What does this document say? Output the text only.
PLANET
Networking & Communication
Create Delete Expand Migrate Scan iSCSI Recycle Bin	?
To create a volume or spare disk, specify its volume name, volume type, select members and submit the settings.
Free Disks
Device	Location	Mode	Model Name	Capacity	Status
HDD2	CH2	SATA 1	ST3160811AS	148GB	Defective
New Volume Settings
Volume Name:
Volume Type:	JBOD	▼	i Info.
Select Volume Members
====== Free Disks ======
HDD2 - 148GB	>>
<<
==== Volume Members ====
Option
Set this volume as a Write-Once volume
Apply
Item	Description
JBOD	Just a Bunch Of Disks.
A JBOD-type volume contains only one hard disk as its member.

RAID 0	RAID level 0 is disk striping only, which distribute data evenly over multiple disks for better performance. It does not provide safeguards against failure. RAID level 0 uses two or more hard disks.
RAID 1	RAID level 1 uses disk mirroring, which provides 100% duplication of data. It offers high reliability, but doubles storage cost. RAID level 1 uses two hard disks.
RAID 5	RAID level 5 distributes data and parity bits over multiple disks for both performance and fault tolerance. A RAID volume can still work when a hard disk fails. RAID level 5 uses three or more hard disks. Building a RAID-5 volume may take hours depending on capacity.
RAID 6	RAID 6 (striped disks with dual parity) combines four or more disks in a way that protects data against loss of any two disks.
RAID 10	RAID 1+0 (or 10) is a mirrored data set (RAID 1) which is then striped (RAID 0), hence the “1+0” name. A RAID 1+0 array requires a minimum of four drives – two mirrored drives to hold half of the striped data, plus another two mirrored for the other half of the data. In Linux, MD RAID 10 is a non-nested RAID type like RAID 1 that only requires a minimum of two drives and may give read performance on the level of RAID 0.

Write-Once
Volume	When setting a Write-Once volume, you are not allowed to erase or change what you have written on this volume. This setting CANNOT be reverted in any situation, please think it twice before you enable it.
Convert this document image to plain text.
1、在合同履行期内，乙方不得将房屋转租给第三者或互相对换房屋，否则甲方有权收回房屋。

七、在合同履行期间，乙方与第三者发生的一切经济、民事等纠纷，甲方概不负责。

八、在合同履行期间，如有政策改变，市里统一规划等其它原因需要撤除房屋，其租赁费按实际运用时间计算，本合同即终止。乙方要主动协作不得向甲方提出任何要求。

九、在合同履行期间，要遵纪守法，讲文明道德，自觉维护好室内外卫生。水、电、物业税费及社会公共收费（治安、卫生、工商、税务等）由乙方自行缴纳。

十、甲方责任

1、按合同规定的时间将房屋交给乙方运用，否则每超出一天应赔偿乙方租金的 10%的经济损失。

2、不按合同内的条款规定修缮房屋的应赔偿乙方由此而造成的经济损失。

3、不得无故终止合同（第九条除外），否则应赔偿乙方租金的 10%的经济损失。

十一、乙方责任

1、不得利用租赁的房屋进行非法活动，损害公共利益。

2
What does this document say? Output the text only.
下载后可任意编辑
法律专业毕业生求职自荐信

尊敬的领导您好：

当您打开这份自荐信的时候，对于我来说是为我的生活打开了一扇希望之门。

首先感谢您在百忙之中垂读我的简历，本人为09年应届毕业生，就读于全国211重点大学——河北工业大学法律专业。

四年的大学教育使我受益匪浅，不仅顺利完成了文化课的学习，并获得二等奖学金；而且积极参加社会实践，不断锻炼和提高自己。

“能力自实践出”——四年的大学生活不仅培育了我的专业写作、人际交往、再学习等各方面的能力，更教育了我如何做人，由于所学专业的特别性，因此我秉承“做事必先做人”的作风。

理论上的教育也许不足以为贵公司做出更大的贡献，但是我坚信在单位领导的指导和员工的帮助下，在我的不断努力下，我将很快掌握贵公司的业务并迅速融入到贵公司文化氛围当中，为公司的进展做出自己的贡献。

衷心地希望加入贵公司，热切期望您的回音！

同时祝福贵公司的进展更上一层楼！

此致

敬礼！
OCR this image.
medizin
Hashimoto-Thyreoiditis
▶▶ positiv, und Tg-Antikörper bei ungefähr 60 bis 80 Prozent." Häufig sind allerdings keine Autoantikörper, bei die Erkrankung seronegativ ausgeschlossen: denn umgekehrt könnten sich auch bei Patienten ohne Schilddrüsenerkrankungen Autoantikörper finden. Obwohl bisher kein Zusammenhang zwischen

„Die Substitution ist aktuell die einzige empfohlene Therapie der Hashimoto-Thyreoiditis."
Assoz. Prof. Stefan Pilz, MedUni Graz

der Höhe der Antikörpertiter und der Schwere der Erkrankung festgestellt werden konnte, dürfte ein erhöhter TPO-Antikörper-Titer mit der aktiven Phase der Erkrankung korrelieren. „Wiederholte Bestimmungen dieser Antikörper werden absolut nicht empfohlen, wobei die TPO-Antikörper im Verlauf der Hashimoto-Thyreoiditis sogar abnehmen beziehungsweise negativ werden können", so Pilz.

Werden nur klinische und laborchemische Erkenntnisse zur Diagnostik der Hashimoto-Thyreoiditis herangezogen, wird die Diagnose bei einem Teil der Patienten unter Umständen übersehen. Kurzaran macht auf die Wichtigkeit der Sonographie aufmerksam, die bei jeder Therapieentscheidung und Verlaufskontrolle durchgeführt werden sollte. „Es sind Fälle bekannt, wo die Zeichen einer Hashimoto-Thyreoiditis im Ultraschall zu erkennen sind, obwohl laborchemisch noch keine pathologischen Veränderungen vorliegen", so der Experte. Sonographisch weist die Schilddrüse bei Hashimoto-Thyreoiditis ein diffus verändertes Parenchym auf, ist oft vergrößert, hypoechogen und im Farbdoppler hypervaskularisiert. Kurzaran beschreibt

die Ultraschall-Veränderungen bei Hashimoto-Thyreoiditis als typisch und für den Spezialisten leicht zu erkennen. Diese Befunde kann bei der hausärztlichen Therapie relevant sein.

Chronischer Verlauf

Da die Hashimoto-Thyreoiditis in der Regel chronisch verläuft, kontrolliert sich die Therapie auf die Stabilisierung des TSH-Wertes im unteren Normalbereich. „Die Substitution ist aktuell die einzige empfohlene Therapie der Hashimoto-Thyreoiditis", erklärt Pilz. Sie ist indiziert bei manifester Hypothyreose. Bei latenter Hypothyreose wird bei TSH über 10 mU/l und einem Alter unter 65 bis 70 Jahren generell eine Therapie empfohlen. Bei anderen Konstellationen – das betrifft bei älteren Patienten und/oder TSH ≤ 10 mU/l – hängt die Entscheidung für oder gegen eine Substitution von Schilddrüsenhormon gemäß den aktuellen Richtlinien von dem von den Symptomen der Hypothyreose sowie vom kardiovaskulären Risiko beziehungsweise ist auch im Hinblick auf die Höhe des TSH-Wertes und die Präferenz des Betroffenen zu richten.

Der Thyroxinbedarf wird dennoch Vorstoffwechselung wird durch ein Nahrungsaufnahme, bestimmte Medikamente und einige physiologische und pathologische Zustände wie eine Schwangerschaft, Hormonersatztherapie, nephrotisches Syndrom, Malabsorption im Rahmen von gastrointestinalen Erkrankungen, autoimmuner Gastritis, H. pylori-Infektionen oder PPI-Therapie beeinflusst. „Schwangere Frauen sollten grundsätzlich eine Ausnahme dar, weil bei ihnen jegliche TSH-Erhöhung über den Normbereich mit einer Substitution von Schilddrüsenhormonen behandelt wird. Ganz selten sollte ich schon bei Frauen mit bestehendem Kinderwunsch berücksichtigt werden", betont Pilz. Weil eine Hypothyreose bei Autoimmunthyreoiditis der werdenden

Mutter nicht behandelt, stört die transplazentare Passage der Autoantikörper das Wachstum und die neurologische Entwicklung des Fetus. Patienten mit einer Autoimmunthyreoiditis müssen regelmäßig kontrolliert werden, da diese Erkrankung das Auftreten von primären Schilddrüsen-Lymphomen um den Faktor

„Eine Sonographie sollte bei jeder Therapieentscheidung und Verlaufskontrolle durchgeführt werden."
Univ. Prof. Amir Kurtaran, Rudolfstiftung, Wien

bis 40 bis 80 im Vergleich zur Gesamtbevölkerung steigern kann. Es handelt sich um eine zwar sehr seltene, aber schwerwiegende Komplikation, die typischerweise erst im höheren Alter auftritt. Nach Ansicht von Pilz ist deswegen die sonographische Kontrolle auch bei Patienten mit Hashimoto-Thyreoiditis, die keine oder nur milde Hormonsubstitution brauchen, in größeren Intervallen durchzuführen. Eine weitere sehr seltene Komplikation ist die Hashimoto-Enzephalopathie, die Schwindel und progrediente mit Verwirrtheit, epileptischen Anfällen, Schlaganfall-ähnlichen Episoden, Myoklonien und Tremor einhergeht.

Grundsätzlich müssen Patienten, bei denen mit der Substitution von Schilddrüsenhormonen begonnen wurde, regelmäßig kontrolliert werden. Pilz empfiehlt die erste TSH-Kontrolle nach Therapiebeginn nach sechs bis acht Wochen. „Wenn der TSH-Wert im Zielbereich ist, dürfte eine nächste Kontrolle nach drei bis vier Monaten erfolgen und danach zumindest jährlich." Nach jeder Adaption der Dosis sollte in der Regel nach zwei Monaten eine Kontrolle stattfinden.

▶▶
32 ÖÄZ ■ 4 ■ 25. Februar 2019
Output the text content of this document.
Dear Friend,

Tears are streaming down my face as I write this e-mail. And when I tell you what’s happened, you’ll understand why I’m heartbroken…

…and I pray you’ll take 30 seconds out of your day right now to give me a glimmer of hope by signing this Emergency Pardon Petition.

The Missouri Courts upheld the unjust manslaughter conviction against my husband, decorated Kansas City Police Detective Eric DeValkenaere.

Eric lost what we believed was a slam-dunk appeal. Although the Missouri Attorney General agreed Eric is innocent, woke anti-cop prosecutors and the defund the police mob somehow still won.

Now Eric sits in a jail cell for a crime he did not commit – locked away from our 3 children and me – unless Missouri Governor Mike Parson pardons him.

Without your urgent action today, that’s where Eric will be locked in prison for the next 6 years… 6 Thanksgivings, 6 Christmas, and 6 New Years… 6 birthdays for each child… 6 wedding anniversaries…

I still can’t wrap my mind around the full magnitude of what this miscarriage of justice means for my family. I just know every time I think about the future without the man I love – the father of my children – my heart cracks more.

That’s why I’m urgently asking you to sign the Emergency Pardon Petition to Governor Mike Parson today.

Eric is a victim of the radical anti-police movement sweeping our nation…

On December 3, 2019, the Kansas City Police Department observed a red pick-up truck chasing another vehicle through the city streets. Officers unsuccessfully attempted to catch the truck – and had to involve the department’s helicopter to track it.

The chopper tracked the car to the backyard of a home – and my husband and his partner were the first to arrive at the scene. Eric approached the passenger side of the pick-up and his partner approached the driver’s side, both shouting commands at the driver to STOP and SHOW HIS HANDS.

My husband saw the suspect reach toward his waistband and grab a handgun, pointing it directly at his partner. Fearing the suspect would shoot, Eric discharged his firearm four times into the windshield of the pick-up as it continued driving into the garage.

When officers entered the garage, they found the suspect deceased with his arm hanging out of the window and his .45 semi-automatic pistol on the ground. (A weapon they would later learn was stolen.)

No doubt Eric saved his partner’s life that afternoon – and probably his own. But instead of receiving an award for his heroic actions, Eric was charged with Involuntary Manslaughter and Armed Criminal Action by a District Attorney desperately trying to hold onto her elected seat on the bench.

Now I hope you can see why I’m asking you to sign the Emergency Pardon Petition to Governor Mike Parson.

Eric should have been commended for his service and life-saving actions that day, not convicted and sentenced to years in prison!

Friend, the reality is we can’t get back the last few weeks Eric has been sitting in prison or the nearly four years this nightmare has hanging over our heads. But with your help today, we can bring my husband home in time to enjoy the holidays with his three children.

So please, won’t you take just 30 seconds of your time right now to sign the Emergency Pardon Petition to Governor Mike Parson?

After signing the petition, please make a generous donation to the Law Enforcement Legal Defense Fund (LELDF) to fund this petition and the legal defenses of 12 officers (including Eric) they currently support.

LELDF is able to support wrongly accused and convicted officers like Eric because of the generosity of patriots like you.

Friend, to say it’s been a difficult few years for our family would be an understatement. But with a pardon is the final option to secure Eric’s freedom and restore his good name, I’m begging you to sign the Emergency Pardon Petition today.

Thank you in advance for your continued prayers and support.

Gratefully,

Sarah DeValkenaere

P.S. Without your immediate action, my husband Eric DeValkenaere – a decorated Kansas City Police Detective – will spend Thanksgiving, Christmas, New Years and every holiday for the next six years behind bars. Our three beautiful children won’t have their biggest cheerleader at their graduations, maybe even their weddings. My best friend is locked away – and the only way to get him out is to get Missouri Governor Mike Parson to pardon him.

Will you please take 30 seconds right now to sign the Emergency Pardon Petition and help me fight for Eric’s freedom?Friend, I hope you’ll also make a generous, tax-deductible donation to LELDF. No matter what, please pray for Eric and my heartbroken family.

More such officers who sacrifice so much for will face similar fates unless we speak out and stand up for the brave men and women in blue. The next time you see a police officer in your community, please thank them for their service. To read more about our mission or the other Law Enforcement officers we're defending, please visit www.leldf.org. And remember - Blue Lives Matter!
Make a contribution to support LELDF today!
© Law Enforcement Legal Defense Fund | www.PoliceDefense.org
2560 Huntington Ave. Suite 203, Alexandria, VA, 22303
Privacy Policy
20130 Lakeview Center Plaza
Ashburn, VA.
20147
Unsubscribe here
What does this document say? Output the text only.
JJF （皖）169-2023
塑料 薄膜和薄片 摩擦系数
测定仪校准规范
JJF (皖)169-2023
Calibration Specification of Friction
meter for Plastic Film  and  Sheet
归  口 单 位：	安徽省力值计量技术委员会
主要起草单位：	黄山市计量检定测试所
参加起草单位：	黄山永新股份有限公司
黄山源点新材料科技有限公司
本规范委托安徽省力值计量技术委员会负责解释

§ **What the task requires**: Locate the word "在合同履行期间" in the entries, and copy every line where it is found.

§ **Final result**:
七、在合同履行期间，乙方与第三者发生的一切经济、民事等纠纷，甲方概不负责。
八、在合同履行期间，如有政策改变，市里统一规划等其它原因需要撤除房屋，其租赁费按实际运用时间计算，本合同即终止。乙方要主动协作不得向甲方提出任何要求。
九、在合同履行期间，要遵纪守法，讲文明道德，自觉维护好室内外卫生。水、电、物业税费及社会公共收费（治安、卫生、工商、税务等）由乙方自行缴纳。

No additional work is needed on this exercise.